BEGIN Entries supplied

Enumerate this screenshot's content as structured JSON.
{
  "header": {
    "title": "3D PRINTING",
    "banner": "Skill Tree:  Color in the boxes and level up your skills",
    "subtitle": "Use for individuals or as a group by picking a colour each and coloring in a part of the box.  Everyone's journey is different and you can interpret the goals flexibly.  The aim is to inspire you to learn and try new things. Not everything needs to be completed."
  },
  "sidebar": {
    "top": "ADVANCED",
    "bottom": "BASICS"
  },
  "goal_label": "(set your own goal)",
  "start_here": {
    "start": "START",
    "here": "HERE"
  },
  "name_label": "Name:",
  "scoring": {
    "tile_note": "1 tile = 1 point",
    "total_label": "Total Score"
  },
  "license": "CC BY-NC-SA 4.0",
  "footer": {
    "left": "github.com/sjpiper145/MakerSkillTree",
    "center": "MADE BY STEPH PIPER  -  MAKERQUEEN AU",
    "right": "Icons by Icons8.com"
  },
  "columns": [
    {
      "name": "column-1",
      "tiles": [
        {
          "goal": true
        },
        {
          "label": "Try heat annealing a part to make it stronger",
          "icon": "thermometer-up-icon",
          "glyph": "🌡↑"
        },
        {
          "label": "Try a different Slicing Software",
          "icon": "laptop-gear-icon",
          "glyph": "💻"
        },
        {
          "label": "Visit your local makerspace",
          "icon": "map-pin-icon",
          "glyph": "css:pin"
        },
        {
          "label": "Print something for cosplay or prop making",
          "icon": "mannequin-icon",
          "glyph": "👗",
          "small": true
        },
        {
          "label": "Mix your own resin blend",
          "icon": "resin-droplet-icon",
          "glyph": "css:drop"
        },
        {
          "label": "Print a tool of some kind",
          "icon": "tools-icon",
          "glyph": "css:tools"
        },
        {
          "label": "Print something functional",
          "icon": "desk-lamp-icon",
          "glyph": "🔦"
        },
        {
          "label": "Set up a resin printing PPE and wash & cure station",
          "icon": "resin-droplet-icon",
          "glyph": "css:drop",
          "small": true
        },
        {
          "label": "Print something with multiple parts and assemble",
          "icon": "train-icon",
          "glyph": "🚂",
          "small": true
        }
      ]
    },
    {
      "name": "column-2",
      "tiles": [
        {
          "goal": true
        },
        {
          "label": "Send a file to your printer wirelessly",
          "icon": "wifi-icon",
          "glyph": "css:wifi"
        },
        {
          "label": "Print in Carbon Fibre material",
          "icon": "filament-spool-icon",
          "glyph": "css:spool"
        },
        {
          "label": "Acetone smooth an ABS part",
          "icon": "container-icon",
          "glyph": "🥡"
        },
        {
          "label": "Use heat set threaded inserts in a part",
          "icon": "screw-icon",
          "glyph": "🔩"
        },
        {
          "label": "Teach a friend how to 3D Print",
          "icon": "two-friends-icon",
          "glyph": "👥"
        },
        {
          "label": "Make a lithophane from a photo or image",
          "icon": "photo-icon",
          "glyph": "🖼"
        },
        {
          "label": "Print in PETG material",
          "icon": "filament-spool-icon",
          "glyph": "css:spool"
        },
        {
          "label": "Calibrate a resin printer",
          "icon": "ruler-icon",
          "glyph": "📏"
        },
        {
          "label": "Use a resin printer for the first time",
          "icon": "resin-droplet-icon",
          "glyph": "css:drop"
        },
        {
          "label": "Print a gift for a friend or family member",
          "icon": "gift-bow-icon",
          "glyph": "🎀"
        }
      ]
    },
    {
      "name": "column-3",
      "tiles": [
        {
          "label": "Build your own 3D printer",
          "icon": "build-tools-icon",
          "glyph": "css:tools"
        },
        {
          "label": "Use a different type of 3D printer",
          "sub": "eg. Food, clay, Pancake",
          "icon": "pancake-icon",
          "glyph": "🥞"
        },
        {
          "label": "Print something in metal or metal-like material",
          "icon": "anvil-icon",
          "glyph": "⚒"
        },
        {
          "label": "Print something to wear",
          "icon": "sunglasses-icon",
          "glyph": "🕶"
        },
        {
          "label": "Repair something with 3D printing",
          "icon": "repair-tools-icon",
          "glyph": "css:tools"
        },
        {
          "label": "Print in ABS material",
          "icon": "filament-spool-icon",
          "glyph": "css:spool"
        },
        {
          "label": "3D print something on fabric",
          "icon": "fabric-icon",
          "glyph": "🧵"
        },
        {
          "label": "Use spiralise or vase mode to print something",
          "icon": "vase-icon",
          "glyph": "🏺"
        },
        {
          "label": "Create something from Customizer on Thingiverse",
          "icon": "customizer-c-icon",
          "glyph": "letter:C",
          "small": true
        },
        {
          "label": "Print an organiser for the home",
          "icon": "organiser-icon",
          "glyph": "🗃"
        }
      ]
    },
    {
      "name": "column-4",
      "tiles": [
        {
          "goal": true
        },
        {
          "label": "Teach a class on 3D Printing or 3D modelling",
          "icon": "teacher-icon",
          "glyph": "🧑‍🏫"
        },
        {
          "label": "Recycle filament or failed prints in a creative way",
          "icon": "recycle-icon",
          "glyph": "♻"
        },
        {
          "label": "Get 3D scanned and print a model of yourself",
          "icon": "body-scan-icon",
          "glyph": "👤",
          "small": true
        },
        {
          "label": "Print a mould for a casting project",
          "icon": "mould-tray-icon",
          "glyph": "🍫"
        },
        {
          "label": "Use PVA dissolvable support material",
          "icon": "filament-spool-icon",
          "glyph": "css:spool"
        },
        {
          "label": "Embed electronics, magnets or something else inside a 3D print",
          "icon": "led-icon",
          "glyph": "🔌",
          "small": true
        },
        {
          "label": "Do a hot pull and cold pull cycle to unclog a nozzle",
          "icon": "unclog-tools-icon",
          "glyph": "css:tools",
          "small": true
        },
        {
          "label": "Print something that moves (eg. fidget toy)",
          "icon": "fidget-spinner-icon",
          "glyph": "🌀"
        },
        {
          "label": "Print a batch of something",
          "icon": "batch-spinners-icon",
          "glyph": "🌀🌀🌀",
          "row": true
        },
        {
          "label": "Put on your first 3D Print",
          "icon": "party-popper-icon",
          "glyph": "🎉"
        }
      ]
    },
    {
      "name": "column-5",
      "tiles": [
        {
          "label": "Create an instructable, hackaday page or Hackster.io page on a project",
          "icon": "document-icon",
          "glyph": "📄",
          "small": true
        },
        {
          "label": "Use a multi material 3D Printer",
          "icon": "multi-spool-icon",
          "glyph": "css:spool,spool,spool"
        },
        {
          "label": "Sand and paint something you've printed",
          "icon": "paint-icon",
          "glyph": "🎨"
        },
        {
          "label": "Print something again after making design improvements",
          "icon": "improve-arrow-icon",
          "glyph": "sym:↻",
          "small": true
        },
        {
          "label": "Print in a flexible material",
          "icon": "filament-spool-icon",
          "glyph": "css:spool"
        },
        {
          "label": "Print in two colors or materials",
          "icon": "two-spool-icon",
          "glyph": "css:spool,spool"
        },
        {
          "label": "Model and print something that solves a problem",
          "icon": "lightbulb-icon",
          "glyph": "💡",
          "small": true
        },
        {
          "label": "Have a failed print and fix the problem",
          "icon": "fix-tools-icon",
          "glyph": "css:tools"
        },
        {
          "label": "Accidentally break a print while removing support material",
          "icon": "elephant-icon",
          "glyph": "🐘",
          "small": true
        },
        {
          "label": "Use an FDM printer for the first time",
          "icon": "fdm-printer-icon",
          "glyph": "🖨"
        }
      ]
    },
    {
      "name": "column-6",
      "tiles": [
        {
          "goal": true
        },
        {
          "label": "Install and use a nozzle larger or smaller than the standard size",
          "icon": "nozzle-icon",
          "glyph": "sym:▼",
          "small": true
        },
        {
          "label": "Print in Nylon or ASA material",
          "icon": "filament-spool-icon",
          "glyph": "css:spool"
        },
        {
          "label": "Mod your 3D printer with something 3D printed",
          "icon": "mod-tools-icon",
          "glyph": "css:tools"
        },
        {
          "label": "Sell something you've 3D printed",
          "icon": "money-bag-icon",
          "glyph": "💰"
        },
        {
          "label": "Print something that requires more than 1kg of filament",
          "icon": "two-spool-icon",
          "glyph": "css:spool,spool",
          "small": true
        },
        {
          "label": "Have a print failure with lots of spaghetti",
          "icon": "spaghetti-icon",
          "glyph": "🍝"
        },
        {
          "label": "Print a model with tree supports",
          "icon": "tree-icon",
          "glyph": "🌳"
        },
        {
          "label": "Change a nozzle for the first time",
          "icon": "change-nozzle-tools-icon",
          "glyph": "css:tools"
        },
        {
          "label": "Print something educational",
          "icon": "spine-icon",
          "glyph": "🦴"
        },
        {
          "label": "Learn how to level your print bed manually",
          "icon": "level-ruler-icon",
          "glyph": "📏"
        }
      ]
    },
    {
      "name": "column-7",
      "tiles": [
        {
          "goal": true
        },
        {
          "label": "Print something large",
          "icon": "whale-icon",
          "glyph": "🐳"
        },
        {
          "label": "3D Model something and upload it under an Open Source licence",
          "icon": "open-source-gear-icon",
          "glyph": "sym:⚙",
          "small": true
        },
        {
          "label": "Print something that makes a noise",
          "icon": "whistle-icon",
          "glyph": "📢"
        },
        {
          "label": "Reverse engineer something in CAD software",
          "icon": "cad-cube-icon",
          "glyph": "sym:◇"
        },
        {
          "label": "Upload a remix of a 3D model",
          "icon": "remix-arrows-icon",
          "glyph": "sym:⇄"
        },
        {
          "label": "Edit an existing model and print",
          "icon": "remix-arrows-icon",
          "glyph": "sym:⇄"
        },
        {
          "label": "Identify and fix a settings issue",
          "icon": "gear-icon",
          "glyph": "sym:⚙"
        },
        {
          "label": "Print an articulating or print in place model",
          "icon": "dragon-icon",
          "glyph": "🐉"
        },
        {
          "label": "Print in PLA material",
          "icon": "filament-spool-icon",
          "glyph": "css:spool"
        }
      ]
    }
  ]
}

END Entries supplied

- Set task
For this exercise, gather every line of the data that contains the word "gear".

- Response below
          "icon": "laptop-gear-icon",
          "icon": "open-source-gear-icon",
          "icon": "gear-icon",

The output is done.